GIVEN INSTRUCTION
Copy the lines below, switching every "volume-bar" to "volume-column" and leaving everything else unchanged.

TASK INPUT
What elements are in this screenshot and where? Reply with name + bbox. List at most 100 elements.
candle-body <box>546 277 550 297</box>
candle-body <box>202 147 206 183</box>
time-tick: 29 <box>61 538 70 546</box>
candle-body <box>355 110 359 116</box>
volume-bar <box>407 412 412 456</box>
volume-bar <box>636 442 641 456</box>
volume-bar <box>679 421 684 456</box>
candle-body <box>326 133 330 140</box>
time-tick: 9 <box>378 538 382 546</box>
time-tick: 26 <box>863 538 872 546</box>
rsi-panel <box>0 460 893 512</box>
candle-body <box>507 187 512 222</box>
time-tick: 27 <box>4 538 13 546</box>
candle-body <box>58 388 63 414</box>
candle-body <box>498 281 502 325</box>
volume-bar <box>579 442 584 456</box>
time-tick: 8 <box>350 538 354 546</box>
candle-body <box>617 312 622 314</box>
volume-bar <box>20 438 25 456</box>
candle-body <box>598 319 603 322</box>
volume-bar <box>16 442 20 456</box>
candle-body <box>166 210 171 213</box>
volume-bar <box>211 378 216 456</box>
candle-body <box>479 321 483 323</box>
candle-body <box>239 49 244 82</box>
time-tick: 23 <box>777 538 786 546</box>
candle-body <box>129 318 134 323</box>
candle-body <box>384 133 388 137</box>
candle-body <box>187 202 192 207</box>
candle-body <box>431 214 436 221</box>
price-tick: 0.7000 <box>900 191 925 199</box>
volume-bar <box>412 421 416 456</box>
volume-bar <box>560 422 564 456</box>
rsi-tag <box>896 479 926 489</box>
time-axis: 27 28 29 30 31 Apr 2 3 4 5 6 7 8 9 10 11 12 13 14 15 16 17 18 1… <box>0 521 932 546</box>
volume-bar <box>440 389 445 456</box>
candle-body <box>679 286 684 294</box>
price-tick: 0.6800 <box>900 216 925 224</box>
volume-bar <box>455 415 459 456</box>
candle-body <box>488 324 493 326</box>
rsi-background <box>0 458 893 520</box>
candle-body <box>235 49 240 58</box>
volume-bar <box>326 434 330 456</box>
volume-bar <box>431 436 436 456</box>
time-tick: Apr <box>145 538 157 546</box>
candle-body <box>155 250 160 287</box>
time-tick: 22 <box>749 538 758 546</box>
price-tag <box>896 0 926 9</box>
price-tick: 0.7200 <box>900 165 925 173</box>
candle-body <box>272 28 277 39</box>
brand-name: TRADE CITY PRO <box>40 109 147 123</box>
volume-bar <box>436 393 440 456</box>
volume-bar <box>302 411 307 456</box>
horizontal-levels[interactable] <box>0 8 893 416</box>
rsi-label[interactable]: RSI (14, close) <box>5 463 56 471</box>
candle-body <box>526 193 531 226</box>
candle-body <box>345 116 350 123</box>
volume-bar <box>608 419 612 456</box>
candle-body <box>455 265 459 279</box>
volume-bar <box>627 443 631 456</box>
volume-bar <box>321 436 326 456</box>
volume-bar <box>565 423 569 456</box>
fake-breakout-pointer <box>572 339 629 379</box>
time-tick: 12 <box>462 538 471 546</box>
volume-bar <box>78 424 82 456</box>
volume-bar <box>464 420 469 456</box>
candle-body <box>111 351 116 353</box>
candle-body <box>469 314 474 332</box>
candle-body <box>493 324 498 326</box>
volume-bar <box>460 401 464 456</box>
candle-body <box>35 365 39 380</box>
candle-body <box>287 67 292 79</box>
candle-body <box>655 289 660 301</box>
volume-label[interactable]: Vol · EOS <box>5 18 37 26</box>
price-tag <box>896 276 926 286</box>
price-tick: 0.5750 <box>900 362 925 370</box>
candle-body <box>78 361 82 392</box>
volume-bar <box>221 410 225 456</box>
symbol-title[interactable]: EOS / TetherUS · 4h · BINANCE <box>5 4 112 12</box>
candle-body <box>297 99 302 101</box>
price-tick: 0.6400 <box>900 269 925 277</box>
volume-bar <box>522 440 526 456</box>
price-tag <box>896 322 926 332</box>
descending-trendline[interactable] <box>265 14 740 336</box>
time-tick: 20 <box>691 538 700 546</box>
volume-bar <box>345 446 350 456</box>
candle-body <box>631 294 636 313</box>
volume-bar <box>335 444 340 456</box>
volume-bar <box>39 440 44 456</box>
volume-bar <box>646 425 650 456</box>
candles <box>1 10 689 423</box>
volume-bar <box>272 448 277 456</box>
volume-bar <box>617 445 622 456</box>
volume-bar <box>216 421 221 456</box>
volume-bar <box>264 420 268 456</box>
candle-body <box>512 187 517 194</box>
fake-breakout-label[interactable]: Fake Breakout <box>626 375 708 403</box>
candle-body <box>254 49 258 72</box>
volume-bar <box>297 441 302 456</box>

COMPLETED TASK
What elements are in this screenshot and where? Reply with name + bbox. List at most 100 elements.
candle-body <box>546 277 550 297</box>
candle-body <box>202 147 206 183</box>
time-tick: 29 <box>61 538 70 546</box>
candle-body <box>355 110 359 116</box>
volume-column <box>407 412 412 456</box>
volume-column <box>636 442 641 456</box>
volume-column <box>679 421 684 456</box>
candle-body <box>326 133 330 140</box>
time-tick: 9 <box>378 538 382 546</box>
time-tick: 26 <box>863 538 872 546</box>
rsi-panel <box>0 460 893 512</box>
candle-body <box>507 187 512 222</box>
time-tick: 27 <box>4 538 13 546</box>
candle-body <box>58 388 63 414</box>
candle-body <box>498 281 502 325</box>
volume-column <box>579 442 584 456</box>
time-tick: 8 <box>350 538 354 546</box>
candle-body <box>617 312 622 314</box>
volume-column <box>20 438 25 456</box>
candle-body <box>598 319 603 322</box>
volume-column <box>16 442 20 456</box>
candle-body <box>166 210 171 213</box>
volume-column <box>211 378 216 456</box>
candle-body <box>479 321 483 323</box>
candle-body <box>239 49 244 82</box>
time-tick: 23 <box>777 538 786 546</box>
candle-body <box>129 318 134 323</box>
candle-body <box>384 133 388 137</box>
candle-body <box>187 202 192 207</box>
candle-body <box>431 214 436 221</box>
price-tick: 0.7000 <box>900 191 925 199</box>
volume-column <box>412 421 416 456</box>
volume-column <box>560 422 564 456</box>
rsi-tag <box>896 479 926 489</box>
time-axis: 27 28 29 30 31 Apr 2 3 4 5 6 7 8 9 10 11 12 13 14 15 16 17 18 1… <box>0 521 932 546</box>
volume-column <box>440 389 445 456</box>
candle-body <box>679 286 684 294</box>
price-tick: 0.6800 <box>900 216 925 224</box>
volume-column <box>455 415 459 456</box>
candle-body <box>488 324 493 326</box>
rsi-background <box>0 458 893 520</box>
candle-body <box>235 49 240 58</box>
volume-column <box>326 434 330 456</box>
volume-column <box>431 436 436 456</box>
time-tick: Apr <box>145 538 157 546</box>
candle-body <box>155 250 160 287</box>
time-tick: 22 <box>749 538 758 546</box>
price-tag <box>896 0 926 9</box>
price-tick: 0.7200 <box>900 165 925 173</box>
candle-body <box>272 28 277 39</box>
brand-name: TRADE CITY PRO <box>40 109 147 123</box>
volume-column <box>436 393 440 456</box>
volume-column <box>302 411 307 456</box>
horizontal-levels[interactable] <box>0 8 893 416</box>
rsi-label[interactable]: RSI (14, close) <box>5 463 56 471</box>
candle-body <box>526 193 531 226</box>
candle-body <box>345 116 350 123</box>
volume-column <box>608 419 612 456</box>
candle-body <box>455 265 459 279</box>
volume-column <box>627 443 631 456</box>
volume-column <box>321 436 326 456</box>
volume-column <box>565 423 569 456</box>
fake-breakout-pointer <box>572 339 629 379</box>
time-tick: 12 <box>462 538 471 546</box>
volume-column <box>78 424 82 456</box>
volume-column <box>464 420 469 456</box>
candle-body <box>111 351 116 353</box>
candle-body <box>469 314 474 332</box>
candle-body <box>493 324 498 326</box>
volume-column <box>460 401 464 456</box>
candle-body <box>35 365 39 380</box>
candle-body <box>287 67 292 79</box>
candle-body <box>655 289 660 301</box>
volume-label[interactable]: Vol · EOS <box>5 18 37 26</box>
price-tag <box>896 276 926 286</box>
price-tick: 0.5750 <box>900 362 925 370</box>
candle-body <box>78 361 82 392</box>
volume-column <box>221 410 225 456</box>
symbol-title[interactable]: EOS / TetherUS · 4h · BINANCE <box>5 4 112 12</box>
candle-body <box>297 99 302 101</box>
price-tick: 0.6400 <box>900 269 925 277</box>
volume-column <box>522 440 526 456</box>
price-tag <box>896 322 926 332</box>
descending-trendline[interactable] <box>265 14 740 336</box>
time-tick: 20 <box>691 538 700 546</box>
volume-column <box>345 446 350 456</box>
candle-body <box>631 294 636 313</box>
volume-column <box>335 444 340 456</box>
volume-column <box>39 440 44 456</box>
volume-column <box>646 425 650 456</box>
candles <box>1 10 689 423</box>
volume-column <box>272 448 277 456</box>
volume-column <box>617 445 622 456</box>
volume-column <box>216 421 221 456</box>
volume-column <box>264 420 268 456</box>
candle-body <box>512 187 517 194</box>
fake-breakout-label[interactable]: Fake Breakout <box>626 375 708 403</box>
candle-body <box>254 49 258 72</box>
volume-column <box>297 441 302 456</box>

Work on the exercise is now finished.